[Begin TASK INPUT]

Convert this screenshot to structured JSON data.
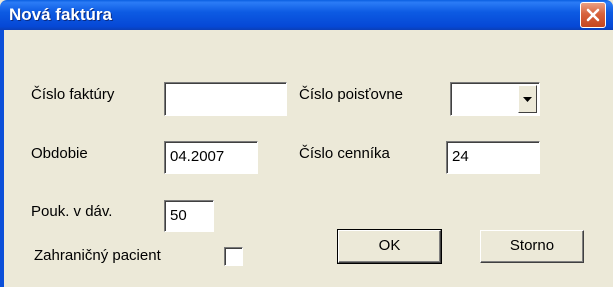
{
  "window": {
    "title": "Nová faktúra",
    "close_icon": "close-icon"
  },
  "form": {
    "invoice_number": {
      "label": "Číslo faktúry",
      "value": ""
    },
    "insurer_number": {
      "label": "Číslo poisťovne",
      "value": ""
    },
    "period": {
      "label": "Obdobie",
      "value": "04.2007"
    },
    "price_list_number": {
      "label": "Číslo cenníka",
      "value": "24"
    },
    "vouchers_in_batch": {
      "label": "Pouk. v dáv.",
      "value": "50"
    },
    "foreign_patient": {
      "label": "Zahraničný pacient",
      "checked": false
    }
  },
  "buttons": {
    "ok_label": "OK",
    "cancel_label": "Storno"
  }
}
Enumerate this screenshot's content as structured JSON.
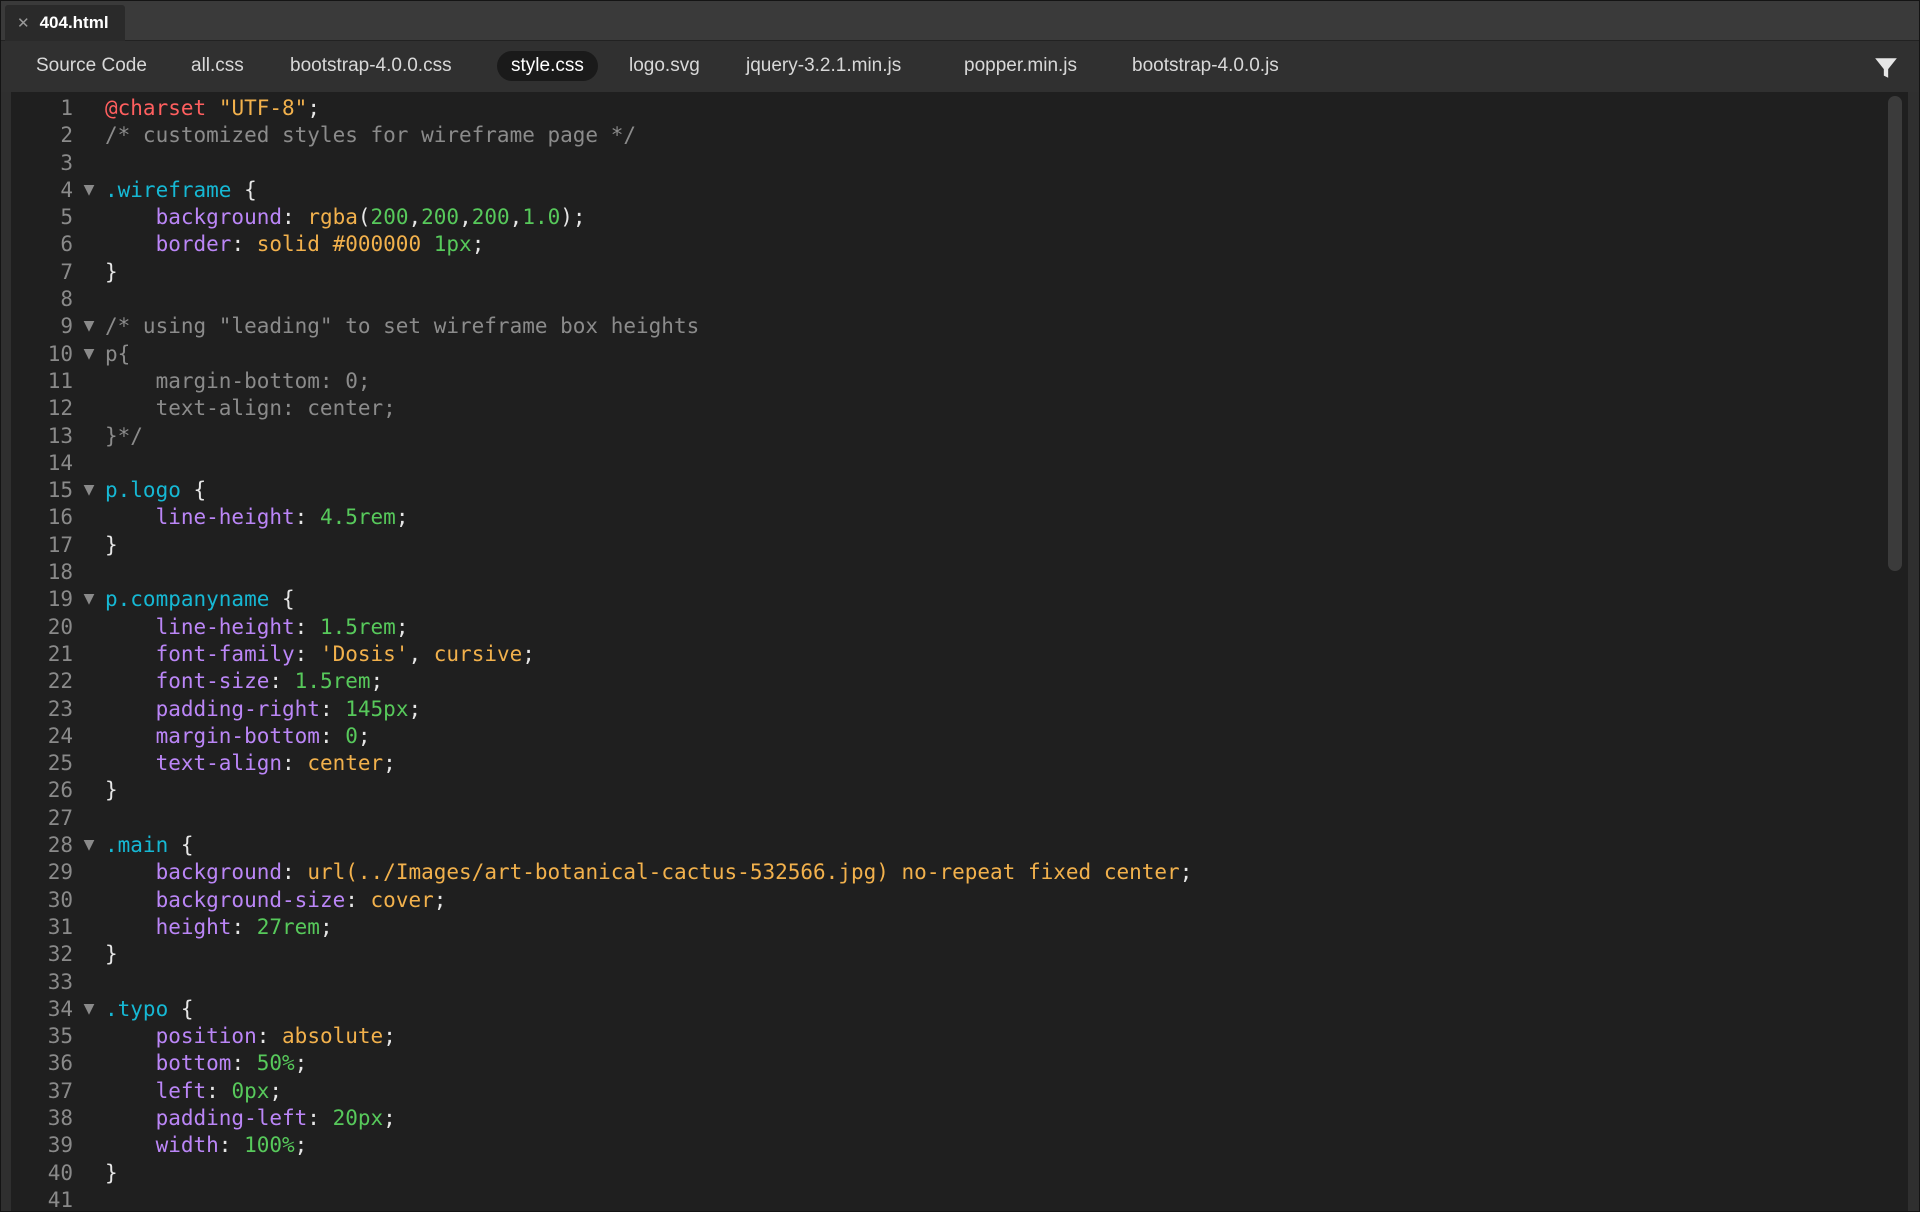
{
  "document_tab": {
    "close_glyph": "✕",
    "file_name": "404.html"
  },
  "related_files": {
    "items": [
      {
        "label": "Source Code",
        "active": false
      },
      {
        "label": "all.css",
        "active": false
      },
      {
        "label": "bootstrap-4.0.0.css",
        "active": false
      },
      {
        "label": "style.css",
        "active": true
      },
      {
        "label": "logo.svg",
        "active": false
      },
      {
        "label": "jquery-3.2.1.min.js",
        "active": false
      },
      {
        "label": "popper.min.js",
        "active": false
      },
      {
        "label": "bootstrap-4.0.0.js",
        "active": false
      }
    ],
    "filter_icon": "filter-icon"
  },
  "editor": {
    "fold_glyph": "▼",
    "lines": [
      {
        "n": "1",
        "fold": false,
        "tokens": [
          [
            "at",
            "@charset"
          ],
          [
            "punc",
            " "
          ],
          [
            "str",
            "\"UTF-8\""
          ],
          [
            "punc",
            ";"
          ]
        ]
      },
      {
        "n": "2",
        "fold": false,
        "tokens": [
          [
            "cmt",
            "/* customized styles for wireframe page */"
          ]
        ]
      },
      {
        "n": "3",
        "fold": false,
        "tokens": []
      },
      {
        "n": "4",
        "fold": true,
        "tokens": [
          [
            "sel",
            ".wireframe"
          ],
          [
            "punc",
            " {"
          ]
        ]
      },
      {
        "n": "5",
        "fold": false,
        "tokens": [
          [
            "punc",
            "    "
          ],
          [
            "prop",
            "background"
          ],
          [
            "punc",
            ": "
          ],
          [
            "val",
            "rgba"
          ],
          [
            "punc",
            "("
          ],
          [
            "num",
            "200"
          ],
          [
            "punc",
            ","
          ],
          [
            "num",
            "200"
          ],
          [
            "punc",
            ","
          ],
          [
            "num",
            "200"
          ],
          [
            "punc",
            ","
          ],
          [
            "num",
            "1.0"
          ],
          [
            "punc",
            ");"
          ]
        ]
      },
      {
        "n": "6",
        "fold": false,
        "tokens": [
          [
            "punc",
            "    "
          ],
          [
            "prop",
            "border"
          ],
          [
            "punc",
            ": "
          ],
          [
            "val",
            "solid #000000 "
          ],
          [
            "num",
            "1px"
          ],
          [
            "punc",
            ";"
          ]
        ]
      },
      {
        "n": "7",
        "fold": false,
        "tokens": [
          [
            "punc",
            "}"
          ]
        ]
      },
      {
        "n": "8",
        "fold": false,
        "tokens": []
      },
      {
        "n": "9",
        "fold": true,
        "tokens": [
          [
            "cmt",
            "/* using \"leading\" to set wireframe box heights"
          ]
        ]
      },
      {
        "n": "10",
        "fold": true,
        "tokens": [
          [
            "cmt",
            "p{"
          ]
        ]
      },
      {
        "n": "11",
        "fold": false,
        "tokens": [
          [
            "cmt",
            "    margin-bottom: 0;"
          ]
        ]
      },
      {
        "n": "12",
        "fold": false,
        "tokens": [
          [
            "cmt",
            "    text-align: center;"
          ]
        ]
      },
      {
        "n": "13",
        "fold": false,
        "tokens": [
          [
            "cmt",
            "}*/"
          ]
        ]
      },
      {
        "n": "14",
        "fold": false,
        "tokens": []
      },
      {
        "n": "15",
        "fold": true,
        "tokens": [
          [
            "sel",
            "p.logo"
          ],
          [
            "punc",
            " {"
          ]
        ]
      },
      {
        "n": "16",
        "fold": false,
        "tokens": [
          [
            "punc",
            "    "
          ],
          [
            "prop",
            "line-height"
          ],
          [
            "punc",
            ": "
          ],
          [
            "num",
            "4.5rem"
          ],
          [
            "punc",
            ";"
          ]
        ]
      },
      {
        "n": "17",
        "fold": false,
        "tokens": [
          [
            "punc",
            "}"
          ]
        ]
      },
      {
        "n": "18",
        "fold": false,
        "tokens": []
      },
      {
        "n": "19",
        "fold": true,
        "tokens": [
          [
            "sel",
            "p.companyname"
          ],
          [
            "punc",
            " {"
          ]
        ]
      },
      {
        "n": "20",
        "fold": false,
        "tokens": [
          [
            "punc",
            "    "
          ],
          [
            "prop",
            "line-height"
          ],
          [
            "punc",
            ": "
          ],
          [
            "num",
            "1.5rem"
          ],
          [
            "punc",
            ";"
          ]
        ]
      },
      {
        "n": "21",
        "fold": false,
        "tokens": [
          [
            "punc",
            "    "
          ],
          [
            "prop",
            "font-family"
          ],
          [
            "punc",
            ": "
          ],
          [
            "str",
            "'Dosis'"
          ],
          [
            "punc",
            ", "
          ],
          [
            "val",
            "cursive"
          ],
          [
            "punc",
            ";"
          ]
        ]
      },
      {
        "n": "22",
        "fold": false,
        "tokens": [
          [
            "punc",
            "    "
          ],
          [
            "prop",
            "font-size"
          ],
          [
            "punc",
            ": "
          ],
          [
            "num",
            "1.5rem"
          ],
          [
            "punc",
            ";"
          ]
        ]
      },
      {
        "n": "23",
        "fold": false,
        "tokens": [
          [
            "punc",
            "    "
          ],
          [
            "prop",
            "padding-right"
          ],
          [
            "punc",
            ": "
          ],
          [
            "num",
            "145px"
          ],
          [
            "punc",
            ";"
          ]
        ]
      },
      {
        "n": "24",
        "fold": false,
        "tokens": [
          [
            "punc",
            "    "
          ],
          [
            "prop",
            "margin-bottom"
          ],
          [
            "punc",
            ": "
          ],
          [
            "num",
            "0"
          ],
          [
            "punc",
            ";"
          ]
        ]
      },
      {
        "n": "25",
        "fold": false,
        "tokens": [
          [
            "punc",
            "    "
          ],
          [
            "prop",
            "text-align"
          ],
          [
            "punc",
            ": "
          ],
          [
            "val",
            "center"
          ],
          [
            "punc",
            ";"
          ]
        ]
      },
      {
        "n": "26",
        "fold": false,
        "tokens": [
          [
            "punc",
            "}"
          ]
        ]
      },
      {
        "n": "27",
        "fold": false,
        "tokens": []
      },
      {
        "n": "28",
        "fold": true,
        "tokens": [
          [
            "sel",
            ".main"
          ],
          [
            "punc",
            " {"
          ]
        ]
      },
      {
        "n": "29",
        "fold": false,
        "tokens": [
          [
            "punc",
            "    "
          ],
          [
            "prop",
            "background"
          ],
          [
            "punc",
            ": "
          ],
          [
            "val",
            "url(../Images/art-botanical-cactus-532566.jpg) no-repeat fixed center"
          ],
          [
            "punc",
            ";"
          ]
        ]
      },
      {
        "n": "30",
        "fold": false,
        "tokens": [
          [
            "punc",
            "    "
          ],
          [
            "prop",
            "background-size"
          ],
          [
            "punc",
            ": "
          ],
          [
            "val",
            "cover"
          ],
          [
            "punc",
            ";"
          ]
        ]
      },
      {
        "n": "31",
        "fold": false,
        "tokens": [
          [
            "punc",
            "    "
          ],
          [
            "prop",
            "height"
          ],
          [
            "punc",
            ": "
          ],
          [
            "num",
            "27rem"
          ],
          [
            "punc",
            ";"
          ]
        ]
      },
      {
        "n": "32",
        "fold": false,
        "tokens": [
          [
            "punc",
            "}"
          ]
        ]
      },
      {
        "n": "33",
        "fold": false,
        "tokens": []
      },
      {
        "n": "34",
        "fold": true,
        "tokens": [
          [
            "sel",
            ".typo"
          ],
          [
            "punc",
            " {"
          ]
        ]
      },
      {
        "n": "35",
        "fold": false,
        "tokens": [
          [
            "punc",
            "    "
          ],
          [
            "prop",
            "position"
          ],
          [
            "punc",
            ": "
          ],
          [
            "val",
            "absolute"
          ],
          [
            "punc",
            ";"
          ]
        ]
      },
      {
        "n": "36",
        "fold": false,
        "tokens": [
          [
            "punc",
            "    "
          ],
          [
            "prop",
            "bottom"
          ],
          [
            "punc",
            ": "
          ],
          [
            "num",
            "50%"
          ],
          [
            "punc",
            ";"
          ]
        ]
      },
      {
        "n": "37",
        "fold": false,
        "tokens": [
          [
            "punc",
            "    "
          ],
          [
            "prop",
            "left"
          ],
          [
            "punc",
            ": "
          ],
          [
            "num",
            "0px"
          ],
          [
            "punc",
            ";"
          ]
        ]
      },
      {
        "n": "38",
        "fold": false,
        "tokens": [
          [
            "punc",
            "    "
          ],
          [
            "prop",
            "padding-left"
          ],
          [
            "punc",
            ": "
          ],
          [
            "num",
            "20px"
          ],
          [
            "punc",
            ";"
          ]
        ]
      },
      {
        "n": "39",
        "fold": false,
        "tokens": [
          [
            "punc",
            "    "
          ],
          [
            "prop",
            "width"
          ],
          [
            "punc",
            ": "
          ],
          [
            "num",
            "100%"
          ],
          [
            "punc",
            ";"
          ]
        ]
      },
      {
        "n": "40",
        "fold": false,
        "tokens": [
          [
            "punc",
            "}"
          ]
        ]
      },
      {
        "n": "41",
        "fold": false,
        "tokens": []
      }
    ]
  },
  "colors": {
    "background": "#1f1f1f",
    "at_rule": "#ff5f5f",
    "string": "#f2b14c",
    "comment": "#8b8b8b",
    "selector": "#16b8d4",
    "property": "#bb86f7",
    "number": "#57c95b"
  }
}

[End TASK INPUT]

THE TASK — Select the lines in this material that hold the word "value", leaving none out.

COMPLETE OUTPUT —
      "value": ""
      "value": ""
      "value": "04.2007"
      "value": "24"
      "value": "50"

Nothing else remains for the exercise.